§ Task objective
Reproduce each line from the records that holds "will".
Stored records start
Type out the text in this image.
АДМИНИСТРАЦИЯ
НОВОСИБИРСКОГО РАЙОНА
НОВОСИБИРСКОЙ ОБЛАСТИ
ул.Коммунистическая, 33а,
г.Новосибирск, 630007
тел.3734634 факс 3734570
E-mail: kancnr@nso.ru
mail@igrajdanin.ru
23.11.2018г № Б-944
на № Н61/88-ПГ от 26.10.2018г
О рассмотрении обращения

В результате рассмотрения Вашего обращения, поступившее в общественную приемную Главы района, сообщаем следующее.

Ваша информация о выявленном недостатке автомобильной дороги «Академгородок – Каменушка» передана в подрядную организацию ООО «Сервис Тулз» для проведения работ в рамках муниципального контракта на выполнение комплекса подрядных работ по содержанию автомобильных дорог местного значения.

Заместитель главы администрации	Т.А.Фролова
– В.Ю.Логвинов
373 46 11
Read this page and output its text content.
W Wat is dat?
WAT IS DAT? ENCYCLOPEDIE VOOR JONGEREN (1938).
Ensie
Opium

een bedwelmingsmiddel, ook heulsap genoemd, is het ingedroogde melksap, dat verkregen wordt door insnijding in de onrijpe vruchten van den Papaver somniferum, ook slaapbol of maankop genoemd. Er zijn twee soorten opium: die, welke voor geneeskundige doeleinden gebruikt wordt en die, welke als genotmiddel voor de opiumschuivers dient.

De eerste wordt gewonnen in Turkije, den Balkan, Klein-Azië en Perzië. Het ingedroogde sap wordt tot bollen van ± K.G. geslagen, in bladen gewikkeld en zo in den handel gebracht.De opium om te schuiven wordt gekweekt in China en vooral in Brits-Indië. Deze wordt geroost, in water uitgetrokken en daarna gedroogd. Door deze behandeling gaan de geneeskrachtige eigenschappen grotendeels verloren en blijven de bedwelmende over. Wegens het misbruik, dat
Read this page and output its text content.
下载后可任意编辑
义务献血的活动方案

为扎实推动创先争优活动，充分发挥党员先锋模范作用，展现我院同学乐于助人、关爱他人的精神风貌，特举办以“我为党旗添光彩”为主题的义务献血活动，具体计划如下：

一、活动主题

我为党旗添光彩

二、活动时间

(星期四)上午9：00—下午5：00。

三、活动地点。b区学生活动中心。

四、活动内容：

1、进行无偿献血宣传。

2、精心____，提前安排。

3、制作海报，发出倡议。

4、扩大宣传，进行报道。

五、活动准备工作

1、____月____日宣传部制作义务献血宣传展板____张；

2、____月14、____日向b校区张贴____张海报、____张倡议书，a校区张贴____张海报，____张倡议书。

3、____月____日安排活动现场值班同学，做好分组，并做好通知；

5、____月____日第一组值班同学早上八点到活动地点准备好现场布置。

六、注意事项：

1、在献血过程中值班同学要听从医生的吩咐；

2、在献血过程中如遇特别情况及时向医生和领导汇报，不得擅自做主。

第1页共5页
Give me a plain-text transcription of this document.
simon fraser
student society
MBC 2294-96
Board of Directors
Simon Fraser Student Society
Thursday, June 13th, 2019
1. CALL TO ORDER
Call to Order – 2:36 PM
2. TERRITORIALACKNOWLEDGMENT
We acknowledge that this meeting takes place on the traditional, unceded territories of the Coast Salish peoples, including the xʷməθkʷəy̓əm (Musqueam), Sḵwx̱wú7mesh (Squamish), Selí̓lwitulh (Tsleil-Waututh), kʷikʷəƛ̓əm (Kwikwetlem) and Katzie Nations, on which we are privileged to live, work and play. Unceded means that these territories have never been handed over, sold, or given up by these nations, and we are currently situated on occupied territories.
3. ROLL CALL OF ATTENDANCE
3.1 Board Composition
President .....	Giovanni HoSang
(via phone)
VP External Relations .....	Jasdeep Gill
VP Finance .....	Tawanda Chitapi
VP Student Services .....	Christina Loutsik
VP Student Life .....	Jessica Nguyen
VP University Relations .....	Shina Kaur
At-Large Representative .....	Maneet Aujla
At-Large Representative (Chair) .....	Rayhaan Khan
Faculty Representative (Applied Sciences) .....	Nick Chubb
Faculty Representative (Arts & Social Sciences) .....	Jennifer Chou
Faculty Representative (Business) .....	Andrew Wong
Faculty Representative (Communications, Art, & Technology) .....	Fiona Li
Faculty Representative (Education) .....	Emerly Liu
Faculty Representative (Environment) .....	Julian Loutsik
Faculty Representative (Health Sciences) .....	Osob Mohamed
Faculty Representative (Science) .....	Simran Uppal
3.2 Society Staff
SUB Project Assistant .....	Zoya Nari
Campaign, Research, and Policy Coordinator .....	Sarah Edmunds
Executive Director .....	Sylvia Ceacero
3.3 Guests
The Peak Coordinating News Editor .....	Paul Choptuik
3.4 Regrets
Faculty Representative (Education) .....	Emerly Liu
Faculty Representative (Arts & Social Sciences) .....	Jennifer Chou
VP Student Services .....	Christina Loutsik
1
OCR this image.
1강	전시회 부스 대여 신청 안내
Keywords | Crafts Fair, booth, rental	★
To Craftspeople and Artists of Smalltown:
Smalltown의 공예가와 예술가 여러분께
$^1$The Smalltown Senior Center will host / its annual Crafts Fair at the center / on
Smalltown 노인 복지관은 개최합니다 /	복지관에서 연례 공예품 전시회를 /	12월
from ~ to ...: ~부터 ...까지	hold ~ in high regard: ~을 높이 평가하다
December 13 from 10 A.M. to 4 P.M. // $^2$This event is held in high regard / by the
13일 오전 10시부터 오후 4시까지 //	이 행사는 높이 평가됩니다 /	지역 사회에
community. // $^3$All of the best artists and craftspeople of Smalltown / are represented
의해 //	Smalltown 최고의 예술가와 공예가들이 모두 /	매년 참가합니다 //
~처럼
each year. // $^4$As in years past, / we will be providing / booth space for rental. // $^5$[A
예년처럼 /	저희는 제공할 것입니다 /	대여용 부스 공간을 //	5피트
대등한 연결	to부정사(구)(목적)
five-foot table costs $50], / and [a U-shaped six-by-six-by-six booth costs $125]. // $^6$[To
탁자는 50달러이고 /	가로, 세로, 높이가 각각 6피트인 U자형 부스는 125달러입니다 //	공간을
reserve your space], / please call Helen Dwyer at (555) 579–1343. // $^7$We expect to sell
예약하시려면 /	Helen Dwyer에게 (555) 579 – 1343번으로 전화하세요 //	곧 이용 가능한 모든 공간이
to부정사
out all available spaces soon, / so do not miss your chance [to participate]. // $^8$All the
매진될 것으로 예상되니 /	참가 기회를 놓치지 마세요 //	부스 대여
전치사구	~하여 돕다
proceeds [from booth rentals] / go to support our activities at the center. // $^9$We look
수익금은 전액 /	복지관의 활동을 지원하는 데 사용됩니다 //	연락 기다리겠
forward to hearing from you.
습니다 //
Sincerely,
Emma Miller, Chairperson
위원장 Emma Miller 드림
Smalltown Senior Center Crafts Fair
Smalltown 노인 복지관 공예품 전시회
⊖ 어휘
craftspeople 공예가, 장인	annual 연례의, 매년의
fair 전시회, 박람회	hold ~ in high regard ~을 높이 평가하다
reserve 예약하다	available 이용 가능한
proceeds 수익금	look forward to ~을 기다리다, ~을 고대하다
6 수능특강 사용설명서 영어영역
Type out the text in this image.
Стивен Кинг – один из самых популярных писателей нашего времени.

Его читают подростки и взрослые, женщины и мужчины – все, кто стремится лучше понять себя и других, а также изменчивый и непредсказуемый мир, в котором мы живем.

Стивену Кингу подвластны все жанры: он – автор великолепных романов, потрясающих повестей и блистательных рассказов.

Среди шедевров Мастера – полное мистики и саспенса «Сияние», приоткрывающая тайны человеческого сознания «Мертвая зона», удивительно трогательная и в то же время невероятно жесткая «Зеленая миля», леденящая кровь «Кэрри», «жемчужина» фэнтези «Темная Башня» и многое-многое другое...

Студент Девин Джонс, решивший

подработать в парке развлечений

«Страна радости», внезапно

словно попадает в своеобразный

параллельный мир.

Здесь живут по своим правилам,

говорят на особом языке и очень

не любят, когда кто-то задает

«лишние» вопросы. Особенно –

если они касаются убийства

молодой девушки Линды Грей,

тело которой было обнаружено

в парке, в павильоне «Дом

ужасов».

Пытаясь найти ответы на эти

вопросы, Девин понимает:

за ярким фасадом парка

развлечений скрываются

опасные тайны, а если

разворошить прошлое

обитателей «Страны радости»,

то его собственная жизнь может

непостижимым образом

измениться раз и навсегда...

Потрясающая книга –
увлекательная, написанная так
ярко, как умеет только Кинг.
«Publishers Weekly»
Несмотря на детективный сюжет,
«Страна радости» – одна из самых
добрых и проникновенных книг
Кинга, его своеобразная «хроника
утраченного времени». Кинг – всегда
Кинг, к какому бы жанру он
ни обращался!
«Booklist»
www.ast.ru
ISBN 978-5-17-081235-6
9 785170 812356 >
Stored records end
§ Exercise output
$^1$The Smalltown Senior Center will host / its annual Crafts Fair at the center / on
each year. // $^4$As in years past, / we will be providing / booth space for rental. // $^5$[A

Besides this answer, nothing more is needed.